Which lines of the listing below contain the word "Similarity"? Return them.

━━━━━━━━

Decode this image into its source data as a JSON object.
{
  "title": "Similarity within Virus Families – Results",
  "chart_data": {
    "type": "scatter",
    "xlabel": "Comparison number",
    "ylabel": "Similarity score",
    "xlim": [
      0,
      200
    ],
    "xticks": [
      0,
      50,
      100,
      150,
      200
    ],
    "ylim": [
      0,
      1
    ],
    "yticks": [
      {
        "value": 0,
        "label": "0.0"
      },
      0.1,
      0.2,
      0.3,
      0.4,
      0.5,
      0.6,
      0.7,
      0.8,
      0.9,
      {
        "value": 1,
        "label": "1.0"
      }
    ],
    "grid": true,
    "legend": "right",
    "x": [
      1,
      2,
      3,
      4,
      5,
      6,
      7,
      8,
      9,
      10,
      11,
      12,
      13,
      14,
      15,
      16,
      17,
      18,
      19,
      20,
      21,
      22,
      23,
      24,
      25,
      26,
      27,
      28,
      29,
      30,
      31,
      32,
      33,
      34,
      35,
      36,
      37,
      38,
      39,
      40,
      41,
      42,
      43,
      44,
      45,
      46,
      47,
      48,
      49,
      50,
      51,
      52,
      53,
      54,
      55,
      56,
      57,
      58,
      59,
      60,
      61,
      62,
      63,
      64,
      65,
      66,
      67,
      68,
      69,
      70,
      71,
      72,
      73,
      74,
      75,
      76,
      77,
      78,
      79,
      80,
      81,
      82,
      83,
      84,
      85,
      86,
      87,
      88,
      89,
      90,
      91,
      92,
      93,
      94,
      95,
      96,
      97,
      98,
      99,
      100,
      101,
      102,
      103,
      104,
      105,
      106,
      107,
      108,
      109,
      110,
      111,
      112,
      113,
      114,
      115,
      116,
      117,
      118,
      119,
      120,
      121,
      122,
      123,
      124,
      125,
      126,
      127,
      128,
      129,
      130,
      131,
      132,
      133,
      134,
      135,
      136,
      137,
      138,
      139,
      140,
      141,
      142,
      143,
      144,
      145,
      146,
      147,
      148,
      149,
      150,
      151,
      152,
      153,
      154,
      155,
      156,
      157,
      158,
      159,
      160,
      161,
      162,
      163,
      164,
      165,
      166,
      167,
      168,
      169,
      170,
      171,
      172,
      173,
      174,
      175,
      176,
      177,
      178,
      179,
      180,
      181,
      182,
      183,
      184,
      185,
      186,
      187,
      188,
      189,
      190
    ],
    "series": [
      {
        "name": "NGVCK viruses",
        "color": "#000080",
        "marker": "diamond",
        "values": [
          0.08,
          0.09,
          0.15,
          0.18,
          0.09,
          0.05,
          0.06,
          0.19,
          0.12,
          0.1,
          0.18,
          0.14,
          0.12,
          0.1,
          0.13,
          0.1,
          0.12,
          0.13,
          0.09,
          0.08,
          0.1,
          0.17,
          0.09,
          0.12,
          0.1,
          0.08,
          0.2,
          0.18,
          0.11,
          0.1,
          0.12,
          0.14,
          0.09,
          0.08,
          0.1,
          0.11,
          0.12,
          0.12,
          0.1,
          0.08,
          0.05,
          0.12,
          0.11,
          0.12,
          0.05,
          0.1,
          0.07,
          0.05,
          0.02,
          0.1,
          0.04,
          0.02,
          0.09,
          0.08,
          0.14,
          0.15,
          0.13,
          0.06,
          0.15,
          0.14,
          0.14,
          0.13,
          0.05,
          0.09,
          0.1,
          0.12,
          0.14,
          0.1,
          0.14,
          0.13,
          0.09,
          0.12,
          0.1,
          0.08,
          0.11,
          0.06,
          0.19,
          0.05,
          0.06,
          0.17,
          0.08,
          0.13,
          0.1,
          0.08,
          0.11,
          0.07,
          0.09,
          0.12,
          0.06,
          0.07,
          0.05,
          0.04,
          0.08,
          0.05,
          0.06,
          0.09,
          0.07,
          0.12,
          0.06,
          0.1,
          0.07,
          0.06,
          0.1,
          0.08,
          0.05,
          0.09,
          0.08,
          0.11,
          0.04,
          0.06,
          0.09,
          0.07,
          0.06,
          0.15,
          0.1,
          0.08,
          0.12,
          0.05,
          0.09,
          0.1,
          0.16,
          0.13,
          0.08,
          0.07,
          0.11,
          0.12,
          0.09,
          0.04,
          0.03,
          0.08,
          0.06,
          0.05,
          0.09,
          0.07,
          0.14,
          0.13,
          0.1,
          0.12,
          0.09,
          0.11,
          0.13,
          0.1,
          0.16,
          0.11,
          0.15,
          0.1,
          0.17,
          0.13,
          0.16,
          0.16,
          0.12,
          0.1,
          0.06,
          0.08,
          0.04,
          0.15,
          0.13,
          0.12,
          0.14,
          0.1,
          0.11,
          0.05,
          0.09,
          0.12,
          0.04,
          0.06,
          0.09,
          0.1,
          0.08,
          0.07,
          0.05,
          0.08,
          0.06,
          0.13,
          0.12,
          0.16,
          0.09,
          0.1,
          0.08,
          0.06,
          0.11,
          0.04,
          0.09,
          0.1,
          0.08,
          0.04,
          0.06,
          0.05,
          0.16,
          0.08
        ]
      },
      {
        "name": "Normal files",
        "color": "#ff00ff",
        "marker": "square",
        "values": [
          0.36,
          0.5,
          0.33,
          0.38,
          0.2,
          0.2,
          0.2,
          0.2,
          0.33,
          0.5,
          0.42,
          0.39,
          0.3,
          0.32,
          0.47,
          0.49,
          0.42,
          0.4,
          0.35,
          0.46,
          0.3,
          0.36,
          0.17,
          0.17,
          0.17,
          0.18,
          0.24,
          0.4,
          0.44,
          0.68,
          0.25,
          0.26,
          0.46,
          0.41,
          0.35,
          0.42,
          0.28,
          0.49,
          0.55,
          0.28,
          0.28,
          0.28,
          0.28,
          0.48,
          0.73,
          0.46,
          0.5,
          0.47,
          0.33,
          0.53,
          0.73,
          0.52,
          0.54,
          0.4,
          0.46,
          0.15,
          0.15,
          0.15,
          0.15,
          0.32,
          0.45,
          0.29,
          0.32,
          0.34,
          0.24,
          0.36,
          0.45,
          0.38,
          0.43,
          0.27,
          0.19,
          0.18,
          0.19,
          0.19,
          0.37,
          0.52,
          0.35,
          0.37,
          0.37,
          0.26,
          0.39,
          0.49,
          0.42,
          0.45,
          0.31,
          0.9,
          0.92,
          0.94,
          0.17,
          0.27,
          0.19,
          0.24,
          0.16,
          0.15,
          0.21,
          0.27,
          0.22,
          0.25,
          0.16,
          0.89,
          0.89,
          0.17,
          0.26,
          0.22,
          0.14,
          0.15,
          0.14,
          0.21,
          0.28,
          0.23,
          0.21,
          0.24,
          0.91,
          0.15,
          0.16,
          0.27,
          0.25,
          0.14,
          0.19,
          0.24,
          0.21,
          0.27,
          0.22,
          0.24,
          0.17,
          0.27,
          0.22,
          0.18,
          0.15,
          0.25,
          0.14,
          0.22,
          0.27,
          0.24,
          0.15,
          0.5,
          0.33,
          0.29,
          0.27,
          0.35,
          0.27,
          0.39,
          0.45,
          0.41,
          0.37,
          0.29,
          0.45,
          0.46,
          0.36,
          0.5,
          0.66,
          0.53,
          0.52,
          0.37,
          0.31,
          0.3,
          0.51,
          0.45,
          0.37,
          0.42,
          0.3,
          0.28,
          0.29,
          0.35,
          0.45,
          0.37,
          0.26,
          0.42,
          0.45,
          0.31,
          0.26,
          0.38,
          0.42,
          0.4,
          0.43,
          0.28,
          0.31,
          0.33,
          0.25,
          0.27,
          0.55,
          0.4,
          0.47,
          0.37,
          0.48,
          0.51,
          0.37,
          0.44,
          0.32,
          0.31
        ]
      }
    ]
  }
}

━━━━━━━━

* **Task answer**:
  "title": "Similarity within Virus Families – Results",
    "ylabel": "Similarity score",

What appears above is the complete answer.